- Requirement
Quote, verbatim, all material below, without pictures.

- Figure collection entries
** START **

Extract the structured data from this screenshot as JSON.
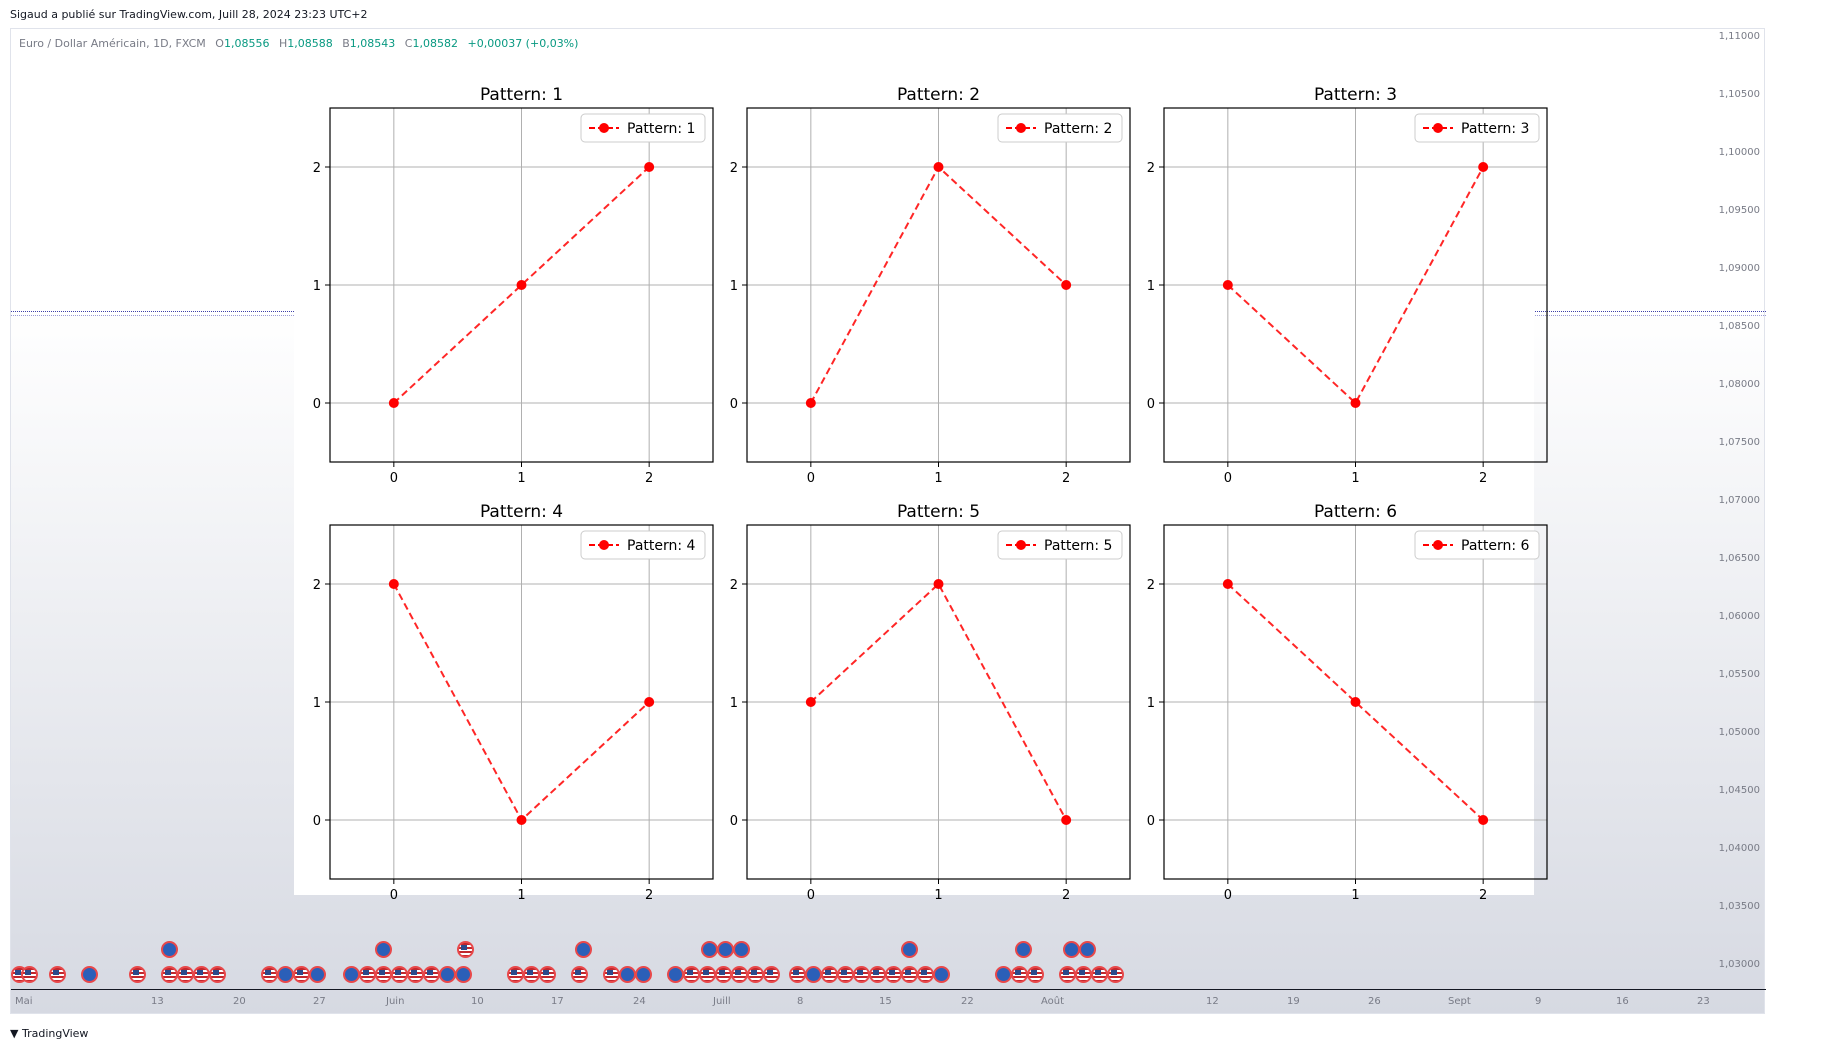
{
  "header": {
    "published": "Sigaud a publié sur TradingView.com, Juill 28, 2024 23:23 UTC+2"
  },
  "legend": {
    "symbol": "Euro / Dollar Américain, 1D, FXCM",
    "open_label": "O",
    "open": "1,08556",
    "high_label": "H",
    "high": "1,08588",
    "low_label": "B",
    "low": "1,08543",
    "close_label": "C",
    "close": "1,08582",
    "change": "+0,00037 (+0,03%)"
  },
  "price_axis": [
    "1,11000",
    "1,10500",
    "1,10000",
    "1,09500",
    "1,09000",
    "1,08500",
    "1,08000",
    "1,07500",
    "1,07000",
    "1,06500",
    "1,06000",
    "1,05500",
    "1,05000",
    "1,04500",
    "1,04000",
    "1,03500",
    "1,03000"
  ],
  "time_axis": [
    "Mai",
    "13",
    "20",
    "27",
    "Juin",
    "10",
    "17",
    "24",
    "Juill",
    "8",
    "15",
    "22",
    "Août",
    "12",
    "19",
    "26",
    "Sept",
    "9",
    "16",
    "23"
  ],
  "footer": {
    "brand": "TradingView"
  },
  "colors": {
    "line": "#ff0000",
    "grid": "#b0b0b0",
    "price_line": "#3d3fa8",
    "up": "#089981"
  },
  "event_icons": {
    "eu": "eu-flag-icon",
    "us": "us-flag-icon"
  },
  "chart_data": [
    {
      "type": "line",
      "title": "Pattern: 1",
      "legend": "Pattern: 1",
      "x": [
        0,
        1,
        2
      ],
      "y": [
        0,
        1,
        2
      ],
      "xticks": [
        "0",
        "1",
        "2"
      ],
      "yticks": [
        "0",
        "1",
        "2"
      ],
      "xlim": [
        -0.5,
        2.5
      ],
      "ylim": [
        -0.5,
        2.5
      ],
      "grid": true,
      "legend_position": "top-right",
      "style": "dashed-with-markers"
    },
    {
      "type": "line",
      "title": "Pattern: 2",
      "legend": "Pattern: 2",
      "x": [
        0,
        1,
        2
      ],
      "y": [
        0,
        2,
        1
      ],
      "xticks": [
        "0",
        "1",
        "2"
      ],
      "yticks": [
        "0",
        "1",
        "2"
      ],
      "xlim": [
        -0.5,
        2.5
      ],
      "ylim": [
        -0.5,
        2.5
      ],
      "grid": true,
      "legend_position": "top-right",
      "style": "dashed-with-markers"
    },
    {
      "type": "line",
      "title": "Pattern: 3",
      "legend": "Pattern: 3",
      "x": [
        0,
        1,
        2
      ],
      "y": [
        1,
        0,
        2
      ],
      "xticks": [
        "0",
        "1",
        "2"
      ],
      "yticks": [
        "0",
        "1",
        "2"
      ],
      "xlim": [
        -0.5,
        2.5
      ],
      "ylim": [
        -0.5,
        2.5
      ],
      "grid": true,
      "legend_position": "top-right",
      "style": "dashed-with-markers"
    },
    {
      "type": "line",
      "title": "Pattern: 4",
      "legend": "Pattern: 4",
      "x": [
        0,
        1,
        2
      ],
      "y": [
        2,
        0,
        1
      ],
      "xticks": [
        "0",
        "1",
        "2"
      ],
      "yticks": [
        "0",
        "1",
        "2"
      ],
      "xlim": [
        -0.5,
        2.5
      ],
      "ylim": [
        -0.5,
        2.5
      ],
      "grid": true,
      "legend_position": "top-right",
      "style": "dashed-with-markers"
    },
    {
      "type": "line",
      "title": "Pattern: 5",
      "legend": "Pattern: 5",
      "x": [
        0,
        1,
        2
      ],
      "y": [
        1,
        2,
        0
      ],
      "xticks": [
        "0",
        "1",
        "2"
      ],
      "yticks": [
        "0",
        "1",
        "2"
      ],
      "xlim": [
        -0.5,
        2.5
      ],
      "ylim": [
        -0.5,
        2.5
      ],
      "grid": true,
      "legend_position": "top-right",
      "style": "dashed-with-markers"
    },
    {
      "type": "line",
      "title": "Pattern: 6",
      "legend": "Pattern: 6",
      "x": [
        0,
        1,
        2
      ],
      "y": [
        2,
        1,
        0
      ],
      "xticks": [
        "0",
        "1",
        "2"
      ],
      "yticks": [
        "0",
        "1",
        "2"
      ],
      "xlim": [
        -0.5,
        2.5
      ],
      "ylim": [
        -0.5,
        2.5
      ],
      "grid": true,
      "legend_position": "top-right",
      "style": "dashed-with-markers"
    }
  ]
}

** END **

- Result for this exercise
Extract the structured data from this screenshot as JSON.
{
  "header": {
    "published": "Sigaud a publié sur TradingView.com, Juill 28, 2024 23:23 UTC+2"
  },
  "legend": {
    "symbol": "Euro / Dollar Américain, 1D, FXCM",
    "open_label": "O",
    "open": "1,08556",
    "high_label": "H",
    "high": "1,08588",
    "low_label": "B",
    "low": "1,08543",
    "close_label": "C",
    "close": "1,08582",
    "change": "+0,00037 (+0,03%)"
  },
  "price_axis": [
    "1,11000",
    "1,10500",
    "1,10000",
    "1,09500",
    "1,09000",
    "1,08500",
    "1,08000",
    "1,07500",
    "1,07000",
    "1,06500",
    "1,06000",
    "1,05500",
    "1,05000",
    "1,04500",
    "1,04000",
    "1,03500",
    "1,03000"
  ],
  "time_axis": [
    "Mai",
    "13",
    "20",
    "27",
    "Juin",
    "10",
    "17",
    "24",
    "Juill",
    "8",
    "15",
    "22",
    "Août",
    "12",
    "19",
    "26",
    "Sept",
    "9",
    "16",
    "23"
  ],
  "footer": {
    "brand": "TradingView"
  },
  "colors": {
    "line": "#ff0000",
    "grid": "#b0b0b0",
    "price_line": "#3d3fa8",
    "up": "#089981"
  },
  "event_icons": {
    "eu": "eu-flag-icon",
    "us": "us-flag-icon"
  },
  "chart_data": [
    {
      "type": "line",
      "title": "Pattern: 1",
      "legend": "Pattern: 1",
      "x": [
        0,
        1,
        2
      ],
      "y": [
        0,
        1,
        2
      ],
      "xticks": [
        "0",
        "1",
        "2"
      ],
      "yticks": [
        "0",
        "1",
        "2"
      ],
      "xlim": [
        -0.5,
        2.5
      ],
      "ylim": [
        -0.5,
        2.5
      ],
      "grid": true,
      "legend_position": "top-right",
      "style": "dashed-with-markers"
    },
    {
      "type": "line",
      "title": "Pattern: 2",
      "legend": "Pattern: 2",
      "x": [
        0,
        1,
        2
      ],
      "y": [
        0,
        2,
        1
      ],
      "xticks": [
        "0",
        "1",
        "2"
      ],
      "yticks": [
        "0",
        "1",
        "2"
      ],
      "xlim": [
        -0.5,
        2.5
      ],
      "ylim": [
        -0.5,
        2.5
      ],
      "grid": true,
      "legend_position": "top-right",
      "style": "dashed-with-markers"
    },
    {
      "type": "line",
      "title": "Pattern: 3",
      "legend": "Pattern: 3",
      "x": [
        0,
        1,
        2
      ],
      "y": [
        1,
        0,
        2
      ],
      "xticks": [
        "0",
        "1",
        "2"
      ],
      "yticks": [
        "0",
        "1",
        "2"
      ],
      "xlim": [
        -0.5,
        2.5
      ],
      "ylim": [
        -0.5,
        2.5
      ],
      "grid": true,
      "legend_position": "top-right",
      "style": "dashed-with-markers"
    },
    {
      "type": "line",
      "title": "Pattern: 4",
      "legend": "Pattern: 4",
      "x": [
        0,
        1,
        2
      ],
      "y": [
        2,
        0,
        1
      ],
      "xticks": [
        "0",
        "1",
        "2"
      ],
      "yticks": [
        "0",
        "1",
        "2"
      ],
      "xlim": [
        -0.5,
        2.5
      ],
      "ylim": [
        -0.5,
        2.5
      ],
      "grid": true,
      "legend_position": "top-right",
      "style": "dashed-with-markers"
    },
    {
      "type": "line",
      "title": "Pattern: 5",
      "legend": "Pattern: 5",
      "x": [
        0,
        1,
        2
      ],
      "y": [
        1,
        2,
        0
      ],
      "xticks": [
        "0",
        "1",
        "2"
      ],
      "yticks": [
        "0",
        "1",
        "2"
      ],
      "xlim": [
        -0.5,
        2.5
      ],
      "ylim": [
        -0.5,
        2.5
      ],
      "grid": true,
      "legend_position": "top-right",
      "style": "dashed-with-markers"
    },
    {
      "type": "line",
      "title": "Pattern: 6",
      "legend": "Pattern: 6",
      "x": [
        0,
        1,
        2
      ],
      "y": [
        2,
        1,
        0
      ],
      "xticks": [
        "0",
        "1",
        "2"
      ],
      "yticks": [
        "0",
        "1",
        "2"
      ],
      "xlim": [
        -0.5,
        2.5
      ],
      "ylim": [
        -0.5,
        2.5
      ],
      "grid": true,
      "legend_position": "top-right",
      "style": "dashed-with-markers"
    }
  ]
}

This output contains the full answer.